(Extracted records)
================
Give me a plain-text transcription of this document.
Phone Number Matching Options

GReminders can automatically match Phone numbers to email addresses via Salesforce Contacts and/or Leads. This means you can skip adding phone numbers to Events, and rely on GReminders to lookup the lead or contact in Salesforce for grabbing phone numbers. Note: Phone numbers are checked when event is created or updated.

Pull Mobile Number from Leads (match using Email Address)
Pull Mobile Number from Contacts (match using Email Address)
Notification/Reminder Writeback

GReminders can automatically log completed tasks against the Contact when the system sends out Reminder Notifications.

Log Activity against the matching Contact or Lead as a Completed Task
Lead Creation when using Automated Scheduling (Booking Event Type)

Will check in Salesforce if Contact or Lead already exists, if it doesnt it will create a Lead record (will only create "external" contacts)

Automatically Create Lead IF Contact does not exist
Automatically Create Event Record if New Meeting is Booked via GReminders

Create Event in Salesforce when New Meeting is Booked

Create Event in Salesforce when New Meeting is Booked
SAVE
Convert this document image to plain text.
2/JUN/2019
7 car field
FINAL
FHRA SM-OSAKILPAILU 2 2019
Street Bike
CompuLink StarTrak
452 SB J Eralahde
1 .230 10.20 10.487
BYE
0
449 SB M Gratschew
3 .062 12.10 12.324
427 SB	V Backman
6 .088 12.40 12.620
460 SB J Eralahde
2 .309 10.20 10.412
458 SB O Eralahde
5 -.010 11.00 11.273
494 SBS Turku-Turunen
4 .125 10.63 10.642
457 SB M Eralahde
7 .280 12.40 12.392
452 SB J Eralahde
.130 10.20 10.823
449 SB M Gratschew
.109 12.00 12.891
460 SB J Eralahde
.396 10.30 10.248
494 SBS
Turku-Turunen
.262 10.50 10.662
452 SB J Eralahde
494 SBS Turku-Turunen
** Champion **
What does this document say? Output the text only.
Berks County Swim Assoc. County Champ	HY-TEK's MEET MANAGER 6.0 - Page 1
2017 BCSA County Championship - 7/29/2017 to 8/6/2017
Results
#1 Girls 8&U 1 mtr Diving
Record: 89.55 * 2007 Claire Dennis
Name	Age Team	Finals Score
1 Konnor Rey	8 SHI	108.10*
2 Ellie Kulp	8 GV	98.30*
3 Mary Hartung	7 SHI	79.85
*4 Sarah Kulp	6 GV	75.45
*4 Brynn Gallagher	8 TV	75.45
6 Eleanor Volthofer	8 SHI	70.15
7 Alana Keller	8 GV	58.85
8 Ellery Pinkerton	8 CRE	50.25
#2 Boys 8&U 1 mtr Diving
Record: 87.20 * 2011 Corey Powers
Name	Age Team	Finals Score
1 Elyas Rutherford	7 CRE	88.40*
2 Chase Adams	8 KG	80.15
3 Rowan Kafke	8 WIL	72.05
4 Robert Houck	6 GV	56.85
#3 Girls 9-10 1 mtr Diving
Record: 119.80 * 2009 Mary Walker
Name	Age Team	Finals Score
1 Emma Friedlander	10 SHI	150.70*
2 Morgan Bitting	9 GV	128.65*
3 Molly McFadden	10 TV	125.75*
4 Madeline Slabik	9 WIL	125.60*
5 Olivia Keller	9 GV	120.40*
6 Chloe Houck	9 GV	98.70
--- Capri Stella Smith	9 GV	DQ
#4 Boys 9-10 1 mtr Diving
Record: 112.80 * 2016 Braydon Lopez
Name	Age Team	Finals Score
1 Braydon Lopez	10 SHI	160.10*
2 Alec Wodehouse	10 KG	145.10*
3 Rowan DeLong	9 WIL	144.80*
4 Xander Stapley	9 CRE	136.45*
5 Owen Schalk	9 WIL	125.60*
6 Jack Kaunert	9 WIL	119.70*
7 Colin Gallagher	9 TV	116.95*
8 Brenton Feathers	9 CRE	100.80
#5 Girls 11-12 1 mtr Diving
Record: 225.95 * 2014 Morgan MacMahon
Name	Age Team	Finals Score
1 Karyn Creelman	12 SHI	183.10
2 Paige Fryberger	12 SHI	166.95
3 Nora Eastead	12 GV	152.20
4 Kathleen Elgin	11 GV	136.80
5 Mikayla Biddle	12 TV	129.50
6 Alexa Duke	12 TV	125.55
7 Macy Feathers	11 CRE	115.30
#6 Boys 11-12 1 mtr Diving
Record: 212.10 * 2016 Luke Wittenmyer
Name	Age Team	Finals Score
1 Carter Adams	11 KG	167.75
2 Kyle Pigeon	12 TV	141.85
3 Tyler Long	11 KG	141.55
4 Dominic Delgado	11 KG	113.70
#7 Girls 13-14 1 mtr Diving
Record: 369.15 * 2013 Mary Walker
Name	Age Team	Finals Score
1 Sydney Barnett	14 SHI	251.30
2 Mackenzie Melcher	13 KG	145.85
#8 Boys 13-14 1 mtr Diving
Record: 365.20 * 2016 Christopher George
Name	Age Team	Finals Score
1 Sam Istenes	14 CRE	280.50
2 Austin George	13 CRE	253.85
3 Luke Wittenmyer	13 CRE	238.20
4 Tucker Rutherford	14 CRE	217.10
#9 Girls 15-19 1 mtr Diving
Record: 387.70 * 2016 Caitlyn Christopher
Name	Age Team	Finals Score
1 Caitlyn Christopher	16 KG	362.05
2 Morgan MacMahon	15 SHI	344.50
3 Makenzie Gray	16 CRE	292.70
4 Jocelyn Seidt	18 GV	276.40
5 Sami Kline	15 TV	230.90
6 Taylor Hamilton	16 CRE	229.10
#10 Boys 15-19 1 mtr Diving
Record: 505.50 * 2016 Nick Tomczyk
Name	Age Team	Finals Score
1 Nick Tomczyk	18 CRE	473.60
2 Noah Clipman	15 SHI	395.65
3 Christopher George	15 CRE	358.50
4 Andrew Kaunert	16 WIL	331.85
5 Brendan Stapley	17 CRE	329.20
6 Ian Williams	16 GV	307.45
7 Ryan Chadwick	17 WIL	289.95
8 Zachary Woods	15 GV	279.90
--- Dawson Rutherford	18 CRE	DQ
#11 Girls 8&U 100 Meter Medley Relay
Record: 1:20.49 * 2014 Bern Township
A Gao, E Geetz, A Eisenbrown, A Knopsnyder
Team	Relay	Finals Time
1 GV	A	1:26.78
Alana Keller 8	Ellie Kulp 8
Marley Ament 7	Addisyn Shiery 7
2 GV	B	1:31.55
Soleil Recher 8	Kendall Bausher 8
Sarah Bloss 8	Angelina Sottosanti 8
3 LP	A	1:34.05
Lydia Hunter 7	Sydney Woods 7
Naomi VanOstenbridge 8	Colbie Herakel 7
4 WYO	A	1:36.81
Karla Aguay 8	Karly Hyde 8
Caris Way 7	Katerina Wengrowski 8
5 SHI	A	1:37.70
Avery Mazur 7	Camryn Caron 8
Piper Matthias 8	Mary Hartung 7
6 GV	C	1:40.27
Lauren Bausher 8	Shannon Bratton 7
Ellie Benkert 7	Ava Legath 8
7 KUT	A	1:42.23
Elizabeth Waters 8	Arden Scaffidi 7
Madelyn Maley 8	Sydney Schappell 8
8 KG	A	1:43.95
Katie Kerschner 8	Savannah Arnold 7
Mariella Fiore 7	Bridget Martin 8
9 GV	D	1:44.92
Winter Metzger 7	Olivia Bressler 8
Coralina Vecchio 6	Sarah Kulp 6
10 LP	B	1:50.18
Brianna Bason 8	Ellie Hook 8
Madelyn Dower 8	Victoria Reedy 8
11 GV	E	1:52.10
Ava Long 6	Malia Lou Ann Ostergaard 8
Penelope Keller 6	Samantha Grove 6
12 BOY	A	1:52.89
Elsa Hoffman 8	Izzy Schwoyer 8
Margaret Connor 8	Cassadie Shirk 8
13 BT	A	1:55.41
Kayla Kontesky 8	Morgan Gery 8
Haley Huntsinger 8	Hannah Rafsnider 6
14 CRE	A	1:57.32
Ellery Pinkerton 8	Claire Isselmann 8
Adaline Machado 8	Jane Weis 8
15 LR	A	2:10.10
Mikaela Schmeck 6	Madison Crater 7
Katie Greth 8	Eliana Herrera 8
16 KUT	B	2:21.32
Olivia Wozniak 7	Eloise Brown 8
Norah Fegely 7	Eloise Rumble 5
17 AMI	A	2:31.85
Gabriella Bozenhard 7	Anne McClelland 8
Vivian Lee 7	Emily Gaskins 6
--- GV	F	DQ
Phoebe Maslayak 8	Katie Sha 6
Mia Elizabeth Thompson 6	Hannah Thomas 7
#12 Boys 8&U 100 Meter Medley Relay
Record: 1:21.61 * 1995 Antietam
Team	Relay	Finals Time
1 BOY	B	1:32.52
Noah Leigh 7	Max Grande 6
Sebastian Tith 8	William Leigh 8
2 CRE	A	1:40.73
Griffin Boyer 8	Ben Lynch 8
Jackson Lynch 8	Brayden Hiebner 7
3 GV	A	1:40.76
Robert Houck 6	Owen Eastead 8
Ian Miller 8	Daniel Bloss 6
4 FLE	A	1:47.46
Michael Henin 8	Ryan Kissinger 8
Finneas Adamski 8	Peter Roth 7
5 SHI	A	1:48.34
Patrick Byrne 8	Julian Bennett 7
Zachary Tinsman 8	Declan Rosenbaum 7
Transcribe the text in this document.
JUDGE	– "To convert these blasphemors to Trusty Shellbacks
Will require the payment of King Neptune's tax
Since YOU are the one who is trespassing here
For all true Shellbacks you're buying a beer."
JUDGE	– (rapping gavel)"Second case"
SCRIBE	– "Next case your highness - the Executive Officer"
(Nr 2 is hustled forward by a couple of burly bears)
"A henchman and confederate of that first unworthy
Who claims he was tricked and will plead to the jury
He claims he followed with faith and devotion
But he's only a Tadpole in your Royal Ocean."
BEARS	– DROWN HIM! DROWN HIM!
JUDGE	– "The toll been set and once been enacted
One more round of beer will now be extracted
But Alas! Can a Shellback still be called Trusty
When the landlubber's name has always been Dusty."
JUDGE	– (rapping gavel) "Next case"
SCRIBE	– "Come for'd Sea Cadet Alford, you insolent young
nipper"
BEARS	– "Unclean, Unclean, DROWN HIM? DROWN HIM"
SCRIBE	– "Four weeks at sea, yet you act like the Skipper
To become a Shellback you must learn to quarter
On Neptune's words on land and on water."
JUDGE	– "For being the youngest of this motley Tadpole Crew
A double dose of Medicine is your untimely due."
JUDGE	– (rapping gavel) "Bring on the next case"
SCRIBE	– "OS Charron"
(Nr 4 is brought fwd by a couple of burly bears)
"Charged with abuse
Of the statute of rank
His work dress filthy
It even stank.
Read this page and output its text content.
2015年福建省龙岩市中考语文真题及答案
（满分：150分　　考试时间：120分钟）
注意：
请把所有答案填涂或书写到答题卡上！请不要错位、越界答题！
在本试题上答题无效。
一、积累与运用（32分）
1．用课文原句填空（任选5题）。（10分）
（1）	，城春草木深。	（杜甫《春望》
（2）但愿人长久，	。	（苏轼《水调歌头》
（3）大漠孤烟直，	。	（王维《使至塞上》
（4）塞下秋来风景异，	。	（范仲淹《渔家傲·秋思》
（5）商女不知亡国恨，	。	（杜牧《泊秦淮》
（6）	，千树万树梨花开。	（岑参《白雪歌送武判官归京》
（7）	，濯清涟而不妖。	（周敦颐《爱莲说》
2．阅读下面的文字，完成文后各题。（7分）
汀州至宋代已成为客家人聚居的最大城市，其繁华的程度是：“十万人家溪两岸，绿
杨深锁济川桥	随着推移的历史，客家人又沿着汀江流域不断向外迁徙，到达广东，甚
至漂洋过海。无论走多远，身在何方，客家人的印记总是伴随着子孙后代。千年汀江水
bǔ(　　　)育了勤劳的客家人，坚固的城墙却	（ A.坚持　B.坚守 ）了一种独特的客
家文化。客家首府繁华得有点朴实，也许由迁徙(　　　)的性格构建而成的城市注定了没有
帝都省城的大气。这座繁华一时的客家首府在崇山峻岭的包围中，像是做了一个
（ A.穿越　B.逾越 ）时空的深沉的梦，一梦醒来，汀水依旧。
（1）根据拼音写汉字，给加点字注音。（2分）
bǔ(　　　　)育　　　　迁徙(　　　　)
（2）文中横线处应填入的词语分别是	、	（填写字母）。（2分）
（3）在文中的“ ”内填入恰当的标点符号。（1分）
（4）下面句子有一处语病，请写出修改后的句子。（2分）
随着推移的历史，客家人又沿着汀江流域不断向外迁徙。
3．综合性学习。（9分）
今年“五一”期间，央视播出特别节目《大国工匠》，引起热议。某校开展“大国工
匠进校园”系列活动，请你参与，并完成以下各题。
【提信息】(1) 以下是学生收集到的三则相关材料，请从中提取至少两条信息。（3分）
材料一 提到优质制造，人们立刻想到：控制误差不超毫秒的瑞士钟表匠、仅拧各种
================
:: Aim ::
Extract exactly the lines between the line containing "Read this page and output its text content." and the end of the data, including both.

:: Result for this task ::
Read this page and output its text content.
2015年福建省龙岩市中考语文真题及答案
（满分：150分　　考试时间：120分钟）
注意：
请把所有答案填涂或书写到答题卡上！请不要错位、越界答题！
在本试题上答题无效。
一、积累与运用（32分）
1．用课文原句填空（任选5题）。（10分）
（1）	，城春草木深。	（杜甫《春望》
（2）但愿人长久，	。	（苏轼《水调歌头》
（3）大漠孤烟直，	。	（王维《使至塞上》
（4）塞下秋来风景异，	。	（范仲淹《渔家傲·秋思》
（5）商女不知亡国恨，	。	（杜牧《泊秦淮》
（6）	，千树万树梨花开。	（岑参《白雪歌送武判官归京》
（7）	，濯清涟而不妖。	（周敦颐《爱莲说》
2．阅读下面的文字，完成文后各题。（7分）
汀州至宋代已成为客家人聚居的最大城市，其繁华的程度是：“十万人家溪两岸，绿
杨深锁济川桥	随着推移的历史，客家人又沿着汀江流域不断向外迁徙，到达广东，甚
至漂洋过海。无论走多远，身在何方，客家人的印记总是伴随着子孙后代。千年汀江水
bǔ(　　　)育了勤劳的客家人，坚固的城墙却	（ A.坚持　B.坚守 ）了一种独特的客
家文化。客家首府繁华得有点朴实，也许由迁徙(　　　)的性格构建而成的城市注定了没有
帝都省城的大气。这座繁华一时的客家首府在崇山峻岭的包围中，像是做了一个
（ A.穿越　B.逾越 ）时空的深沉的梦，一梦醒来，汀水依旧。
（1）根据拼音写汉字，给加点字注音。（2分）
bǔ(　　　　)育　　　　迁徙(　　　　)
（2）文中横线处应填入的词语分别是	、	（填写字母）。（2分）
（3）在文中的“ ”内填入恰当的标点符号。（1分）
（4）下面句子有一处语病，请写出修改后的句子。（2分）
随着推移的历史，客家人又沿着汀江流域不断向外迁徙。
3．综合性学习。（9分）
今年“五一”期间，央视播出特别节目《大国工匠》，引起热议。某校开展“大国工
匠进校园”系列活动，请你参与，并完成以下各题。
【提信息】(1) 以下是学生收集到的三则相关材料，请从中提取至少两条信息。（3分）
材料一 提到优质制造，人们立刻想到：控制误差不超毫秒的瑞士钟表匠、仅拧各种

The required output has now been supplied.